Texto proporcionado -

Tultepec aún llora: el olor a tragedia persiste tras la explosión del mercado San Pablito
Cinco velas y dos nochebuenas, colocadas sobre una tela negra en la Plaza de la Concha Acústica Teyahualco, son un testimonio silencioso del dolor que embarga a Tultepec. Este municipio del Estado de México atraviesa la peor tragedia de su historia: una explosión en el Mercado Pirotécnico San Pablito ha dejado al menos 35 personas fallecidas y un número indeterminado de desaparecidos, mientras las autoridades se niegan a asumir responsabilidades y la solidaridad de los habitantes brilla en medio de la desolación.
Un paisaje de cenizas y desesperación
El olor a quemado aún impregna el aire en Tultepec, donde franjas humeantes marcan el terreno que una vez albergó 300 puestos del mercado, ahora reducidos a escombros. Sol, una vecina, expresa con voz quebrada: "Estamos muy dolidos, la verdad es que no hay palabras, era su negocio, era su vida". Mientras, voluntarios como Efraín Islas y Álvaro Martínez, de casi 18 años, despliegan cartulinas para recolectar despensas, usando redes sociales para movilizar ayuda.
Juan Carlos Ferrel, dueño de un puesto de tortas cercano, relata el momento del estallido: "Pensamos que se había caído un avión, porque sólo se oyó una sola explosión muy grande". Él y otros vecinos ayudaron a despejar calles para los servicios de emergencia, una escena caótica donde el heroísmo cotidiano se mezcló con el horror.
Testimonios desgarradores y versiones contradictorias
Misael Méndez, vecino de San Pablo de las Salinas, describe con voz quebrada su participación en las labores de rescate: "Fuimos encontrando cuerpos, cuerpos quemados, sin partes de sus pies, sin partes de sus manos". Su relato incluye el hallazgo de dos niños pequeños con vida y una mujer aturdida, un destello de esperanza en medio de la devastación.

Instrucciones -
A) Resume en dos oraciones la crónica sobre la explosión en Tultepec.
B) Retoma la crónica sobre la explosión en Tultepec justo después de su última oración.
Los datos son material aparte y no guardan relación con el texto.

Datos proporcionados -

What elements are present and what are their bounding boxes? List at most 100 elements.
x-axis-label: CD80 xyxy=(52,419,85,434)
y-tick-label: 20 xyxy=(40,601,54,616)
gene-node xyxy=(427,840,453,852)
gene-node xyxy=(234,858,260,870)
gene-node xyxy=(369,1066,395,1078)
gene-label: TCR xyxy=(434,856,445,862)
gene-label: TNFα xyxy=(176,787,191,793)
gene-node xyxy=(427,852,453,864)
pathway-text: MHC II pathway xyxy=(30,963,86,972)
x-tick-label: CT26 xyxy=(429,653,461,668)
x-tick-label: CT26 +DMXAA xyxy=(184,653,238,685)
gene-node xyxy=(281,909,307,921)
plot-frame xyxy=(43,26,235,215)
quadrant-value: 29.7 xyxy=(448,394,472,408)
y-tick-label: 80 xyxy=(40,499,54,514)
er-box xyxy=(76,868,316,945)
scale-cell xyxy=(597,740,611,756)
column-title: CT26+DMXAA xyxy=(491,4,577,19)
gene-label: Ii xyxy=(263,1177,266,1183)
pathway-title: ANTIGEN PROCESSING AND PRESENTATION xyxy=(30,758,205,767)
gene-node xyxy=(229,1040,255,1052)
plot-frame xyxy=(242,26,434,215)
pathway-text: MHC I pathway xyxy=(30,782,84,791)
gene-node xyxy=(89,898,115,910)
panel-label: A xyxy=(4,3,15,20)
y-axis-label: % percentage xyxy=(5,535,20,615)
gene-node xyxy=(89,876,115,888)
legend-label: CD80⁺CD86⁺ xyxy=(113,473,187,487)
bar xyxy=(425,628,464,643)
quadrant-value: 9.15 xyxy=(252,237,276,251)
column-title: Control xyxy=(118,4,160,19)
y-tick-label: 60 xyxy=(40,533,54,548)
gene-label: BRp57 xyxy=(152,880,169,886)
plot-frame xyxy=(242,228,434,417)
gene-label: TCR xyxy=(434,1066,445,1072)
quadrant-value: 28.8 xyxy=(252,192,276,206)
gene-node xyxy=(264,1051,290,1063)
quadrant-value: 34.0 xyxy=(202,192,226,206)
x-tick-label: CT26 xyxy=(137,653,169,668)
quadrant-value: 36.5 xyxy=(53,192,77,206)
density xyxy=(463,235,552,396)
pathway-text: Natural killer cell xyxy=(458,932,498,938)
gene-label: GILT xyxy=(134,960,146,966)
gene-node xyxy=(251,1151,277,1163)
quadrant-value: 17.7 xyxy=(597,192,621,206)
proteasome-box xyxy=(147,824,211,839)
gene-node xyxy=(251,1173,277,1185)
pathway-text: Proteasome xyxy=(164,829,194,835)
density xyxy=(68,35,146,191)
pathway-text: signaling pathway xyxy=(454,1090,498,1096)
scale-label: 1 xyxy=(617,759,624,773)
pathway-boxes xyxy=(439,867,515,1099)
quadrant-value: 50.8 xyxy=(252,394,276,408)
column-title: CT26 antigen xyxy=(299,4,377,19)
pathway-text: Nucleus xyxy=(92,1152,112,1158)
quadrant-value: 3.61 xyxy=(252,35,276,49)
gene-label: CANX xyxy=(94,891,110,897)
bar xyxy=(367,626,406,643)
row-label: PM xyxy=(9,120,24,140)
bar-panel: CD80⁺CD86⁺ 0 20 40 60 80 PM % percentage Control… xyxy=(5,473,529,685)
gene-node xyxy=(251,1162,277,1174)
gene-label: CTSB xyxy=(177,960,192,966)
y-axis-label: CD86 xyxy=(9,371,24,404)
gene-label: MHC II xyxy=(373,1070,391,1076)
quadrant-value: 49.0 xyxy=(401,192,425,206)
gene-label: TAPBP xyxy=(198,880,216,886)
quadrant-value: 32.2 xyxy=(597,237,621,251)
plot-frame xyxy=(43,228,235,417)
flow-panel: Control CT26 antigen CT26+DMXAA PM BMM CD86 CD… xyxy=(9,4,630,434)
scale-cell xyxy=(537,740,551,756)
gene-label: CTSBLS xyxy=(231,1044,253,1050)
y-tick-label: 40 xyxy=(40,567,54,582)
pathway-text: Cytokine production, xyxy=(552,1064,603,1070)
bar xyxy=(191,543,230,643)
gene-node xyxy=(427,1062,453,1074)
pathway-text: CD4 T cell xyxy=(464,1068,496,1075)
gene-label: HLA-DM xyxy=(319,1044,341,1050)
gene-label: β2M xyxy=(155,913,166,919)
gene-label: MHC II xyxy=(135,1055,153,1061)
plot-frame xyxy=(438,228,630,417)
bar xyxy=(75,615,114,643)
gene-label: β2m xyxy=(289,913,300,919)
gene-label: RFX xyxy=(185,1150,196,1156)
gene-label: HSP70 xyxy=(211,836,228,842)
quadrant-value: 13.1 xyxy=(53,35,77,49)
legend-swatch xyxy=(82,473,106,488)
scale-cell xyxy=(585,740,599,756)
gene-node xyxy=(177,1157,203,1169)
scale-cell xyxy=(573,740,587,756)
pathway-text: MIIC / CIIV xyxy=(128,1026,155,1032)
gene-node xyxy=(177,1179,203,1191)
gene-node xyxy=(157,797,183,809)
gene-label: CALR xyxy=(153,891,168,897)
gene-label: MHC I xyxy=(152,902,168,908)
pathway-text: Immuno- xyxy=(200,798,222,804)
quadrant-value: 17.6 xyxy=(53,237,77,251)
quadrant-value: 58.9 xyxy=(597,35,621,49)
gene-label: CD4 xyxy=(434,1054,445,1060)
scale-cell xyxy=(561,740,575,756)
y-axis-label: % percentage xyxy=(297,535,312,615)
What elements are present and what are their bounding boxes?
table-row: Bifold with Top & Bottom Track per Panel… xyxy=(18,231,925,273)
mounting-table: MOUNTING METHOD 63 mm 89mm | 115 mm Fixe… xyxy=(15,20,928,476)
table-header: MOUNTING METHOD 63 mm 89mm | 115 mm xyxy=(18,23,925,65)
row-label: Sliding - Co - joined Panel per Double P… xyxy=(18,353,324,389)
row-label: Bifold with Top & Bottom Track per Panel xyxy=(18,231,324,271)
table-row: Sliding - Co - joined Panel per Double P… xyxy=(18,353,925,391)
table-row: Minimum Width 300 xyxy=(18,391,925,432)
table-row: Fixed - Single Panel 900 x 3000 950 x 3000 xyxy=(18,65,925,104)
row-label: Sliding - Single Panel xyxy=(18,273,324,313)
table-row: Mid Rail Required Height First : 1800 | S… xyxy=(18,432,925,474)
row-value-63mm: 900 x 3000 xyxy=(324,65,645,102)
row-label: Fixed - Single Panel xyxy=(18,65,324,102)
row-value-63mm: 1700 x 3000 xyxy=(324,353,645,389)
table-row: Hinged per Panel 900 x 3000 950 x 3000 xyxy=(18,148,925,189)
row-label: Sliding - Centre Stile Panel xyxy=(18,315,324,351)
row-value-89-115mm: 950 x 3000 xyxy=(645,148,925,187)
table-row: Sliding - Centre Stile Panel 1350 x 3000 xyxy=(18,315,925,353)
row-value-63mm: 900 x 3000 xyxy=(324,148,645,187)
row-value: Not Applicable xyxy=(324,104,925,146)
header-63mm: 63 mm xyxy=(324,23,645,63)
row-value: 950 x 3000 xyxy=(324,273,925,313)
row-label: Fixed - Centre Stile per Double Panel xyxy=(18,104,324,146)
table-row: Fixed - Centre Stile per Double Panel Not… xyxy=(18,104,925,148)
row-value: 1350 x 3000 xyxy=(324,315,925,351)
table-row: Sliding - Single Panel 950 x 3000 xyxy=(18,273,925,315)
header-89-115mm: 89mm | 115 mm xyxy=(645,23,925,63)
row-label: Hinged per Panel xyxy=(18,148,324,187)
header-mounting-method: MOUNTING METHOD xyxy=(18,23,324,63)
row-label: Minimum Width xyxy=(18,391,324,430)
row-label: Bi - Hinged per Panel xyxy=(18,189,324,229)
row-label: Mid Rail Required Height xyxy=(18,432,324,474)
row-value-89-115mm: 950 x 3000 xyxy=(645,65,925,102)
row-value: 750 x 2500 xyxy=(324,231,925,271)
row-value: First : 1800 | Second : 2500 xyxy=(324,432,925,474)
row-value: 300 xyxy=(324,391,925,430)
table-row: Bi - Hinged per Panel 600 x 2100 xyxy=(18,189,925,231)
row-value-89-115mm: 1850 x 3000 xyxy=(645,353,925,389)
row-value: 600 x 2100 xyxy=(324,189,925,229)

Respuestas -
A) Una explosión en el Mercado Pirotécnico San Pablito, en Tultepec, Estado de México, dejó al menos 35 personas fallecidas y un número indeterminado de desaparecidos, y redujo a escombros los 300 puestos del mercado. Los vecinos expresan su dolor y recuerdan el estallido, mientras unos voluntarios recolectan despensas y otros, que participaron en el rescate, hallaron cuerpos quemados, pero también a dos niños pequeños con vida.

B)
Sobre las causas, el gobierno estatal y municipal se mantienen evasivos, citando varias líneas de investigación. Sin embargo, circulan múltiples versiones: desde un "distractor" gubernamental hasta cobros de cuotas por parte de "gente mala", o la venta clandestina de productos prohibidos. Misael resume con resignación: "Así es siempre, el pueblo le echa al Gobierno y ellos a la gente".
Solidaridad en medio del dolor
La comunidad se ha unido en un esfuerzo colectivo. En la Parroquia de Nuestra Señora de Loreto, el obispo Guillermo Ortiz Mondragón ofició una misa por las víctimas, donde el silencio solo era comparable al dolor palpable. Afuera, vecinos se consuelan mutuamente, compartiendo historias de supervivencia, como la de Cristina, quien se salvó por llegar tarde a cargar mercancía.
Mientras, en la Concha Acústica, cerca de 30 médicos y paramédicos, incluida Jessica, una joven de 25 años, brindan apoyo psicológico y médico. Rosario, en una mesa de acopio, coordina la recepción de donativos como gasas, agua y alimentos, evidenciando una red de ayuda que florece ante la adversidad.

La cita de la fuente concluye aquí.